## PROBLEM DESCRIPTION:
Render every line of the records below as a JSON list of strings, one string per line, with blank lines omitted.

Annotated element entries:
* START *
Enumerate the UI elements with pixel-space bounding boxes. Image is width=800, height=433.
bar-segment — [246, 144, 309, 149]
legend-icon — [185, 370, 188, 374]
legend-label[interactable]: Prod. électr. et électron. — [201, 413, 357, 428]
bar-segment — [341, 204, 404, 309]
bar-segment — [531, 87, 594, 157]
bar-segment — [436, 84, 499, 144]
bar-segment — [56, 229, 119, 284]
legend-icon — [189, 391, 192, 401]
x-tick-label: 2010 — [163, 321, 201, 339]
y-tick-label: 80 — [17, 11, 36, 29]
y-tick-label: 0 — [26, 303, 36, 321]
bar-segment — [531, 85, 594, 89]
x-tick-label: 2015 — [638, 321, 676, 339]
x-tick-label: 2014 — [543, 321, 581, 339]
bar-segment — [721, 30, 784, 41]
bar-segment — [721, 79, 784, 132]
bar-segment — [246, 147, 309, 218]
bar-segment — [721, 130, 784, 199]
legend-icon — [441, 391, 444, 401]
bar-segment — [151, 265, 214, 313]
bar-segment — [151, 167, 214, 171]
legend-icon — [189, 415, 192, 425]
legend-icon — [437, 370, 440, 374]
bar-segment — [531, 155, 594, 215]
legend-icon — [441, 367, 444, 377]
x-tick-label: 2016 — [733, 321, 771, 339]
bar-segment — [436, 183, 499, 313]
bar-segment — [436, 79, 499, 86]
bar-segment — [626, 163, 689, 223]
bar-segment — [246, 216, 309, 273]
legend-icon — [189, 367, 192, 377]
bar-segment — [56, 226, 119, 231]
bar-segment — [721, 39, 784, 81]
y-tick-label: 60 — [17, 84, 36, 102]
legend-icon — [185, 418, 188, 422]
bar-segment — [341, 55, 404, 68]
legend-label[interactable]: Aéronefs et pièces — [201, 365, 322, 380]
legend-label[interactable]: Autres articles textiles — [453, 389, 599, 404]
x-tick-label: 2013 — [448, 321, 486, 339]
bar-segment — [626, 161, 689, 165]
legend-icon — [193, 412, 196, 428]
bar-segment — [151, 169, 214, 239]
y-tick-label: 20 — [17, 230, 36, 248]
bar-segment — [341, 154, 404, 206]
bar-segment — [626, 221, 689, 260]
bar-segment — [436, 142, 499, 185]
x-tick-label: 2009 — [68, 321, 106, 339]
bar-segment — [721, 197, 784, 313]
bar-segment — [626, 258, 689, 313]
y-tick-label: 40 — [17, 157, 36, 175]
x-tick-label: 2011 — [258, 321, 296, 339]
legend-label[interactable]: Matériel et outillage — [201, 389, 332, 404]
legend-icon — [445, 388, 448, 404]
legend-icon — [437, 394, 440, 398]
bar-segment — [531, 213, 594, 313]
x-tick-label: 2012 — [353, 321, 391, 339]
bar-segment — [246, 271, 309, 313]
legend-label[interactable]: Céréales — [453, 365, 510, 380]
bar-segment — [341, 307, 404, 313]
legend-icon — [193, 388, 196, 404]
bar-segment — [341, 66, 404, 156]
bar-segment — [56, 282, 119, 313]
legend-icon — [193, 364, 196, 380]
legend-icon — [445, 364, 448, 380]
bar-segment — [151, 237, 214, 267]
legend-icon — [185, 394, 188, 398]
* END *
## WRITTEN REPLY:
[
  "Enumerate the UI elements with pixel-space bounding boxes. Image is width=800, height=433.",
  "bar-segment — [246, 144, 309, 149]",
  "legend-icon — [185, 370, 188, 374]",
  "legend-label[interactable]: Prod. électr. et électron. — [201, 413, 357, 428]",
  "bar-segment — [341, 204, 404, 309]",
  "bar-segment — [531, 87, 594, 157]",
  "bar-segment — [436, 84, 499, 144]",
  "bar-segment — [56, 229, 119, 284]",
  "legend-icon — [189, 391, 192, 401]",
  "x-tick-label: 2010 — [163, 321, 201, 339]",
  "y-tick-label: 80 — [17, 11, 36, 29]",
  "y-tick-label: 0 — [26, 303, 36, 321]",
  "bar-segment — [531, 85, 594, 89]",
  "x-tick-label: 2015 — [638, 321, 676, 339]",
  "x-tick-label: 2014 — [543, 321, 581, 339]",
  "bar-segment — [721, 30, 784, 41]",
  "bar-segment — [721, 79, 784, 132]",
  "bar-segment — [246, 147, 309, 218]",
  "bar-segment — [721, 130, 784, 199]",
  "legend-icon — [441, 391, 444, 401]",
  "bar-segment — [151, 265, 214, 313]",
  "bar-segment — [151, 167, 214, 171]",
  "legend-icon — [189, 415, 192, 425]",
  "legend-icon — [437, 370, 440, 374]",
  "bar-segment — [531, 155, 594, 215]",
  "legend-icon — [441, 367, 444, 377]",
  "x-tick-label: 2016 — [733, 321, 771, 339]",
  "bar-segment — [436, 183, 499, 313]",
  "bar-segment — [436, 79, 499, 86]",
  "bar-segment — [626, 163, 689, 223]",
  "bar-segment — [246, 216, 309, 273]",
  "legend-icon — [189, 367, 192, 377]",
  "bar-segment — [56, 226, 119, 231]",
  "bar-segment — [721, 39, 784, 81]",
  "y-tick-label: 60 — [17, 84, 36, 102]",
  "legend-icon — [185, 418, 188, 422]",
  "bar-segment — [341, 55, 404, 68]",
  "legend-label[interactable]: Aéronefs et pièces — [201, 365, 322, 380]",
  "legend-label[interactable]: Autres articles textiles — [453, 389, 599, 404]",
  "x-tick-label: 2013 — [448, 321, 486, 339]",
  "bar-segment — [626, 161, 689, 165]",
  "legend-icon — [193, 412, 196, 428]",
  "bar-segment — [151, 169, 214, 239]",
  "y-tick-label: 20 — [17, 230, 36, 248]",
  "bar-segment — [341, 154, 404, 206]",
  "bar-segment — [626, 221, 689, 260]",
  "bar-segment — [436, 142, 499, 185]",
  "x-tick-label: 2009 — [68, 321, 106, 339]",
  "bar-segment — [721, 197, 784, 313]",
  "bar-segment — [626, 258, 689, 313]",
  "y-tick-label: 40 — [17, 157, 36, 175]",
  "x-tick-label: 2011 — [258, 321, 296, 339]",
  "legend-label[interactable]: Matériel et outillage — [201, 389, 332, 404]",
  "legend-icon — [445, 388, 448, 404]",
  "legend-icon — [437, 394, 440, 398]",
  "bar-segment — [531, 213, 594, 313]",
  "x-tick-label: 2012 — [353, 321, 391, 339]",
  "bar-segment — [246, 271, 309, 313]",
  "legend-label[interactable]: Céréales — [453, 365, 510, 380]",
  "bar-segment — [341, 307, 404, 313]",
  "legend-icon — [193, 388, 196, 404]",
  "bar-segment — [341, 66, 404, 156]",
  "bar-segment — [56, 282, 119, 313]",
  "legend-icon — [193, 364, 196, 380]",
  "legend-icon — [445, 364, 448, 380]",
  "bar-segment — [151, 237, 214, 267]",
  "legend-icon — [185, 394, 188, 398]"
]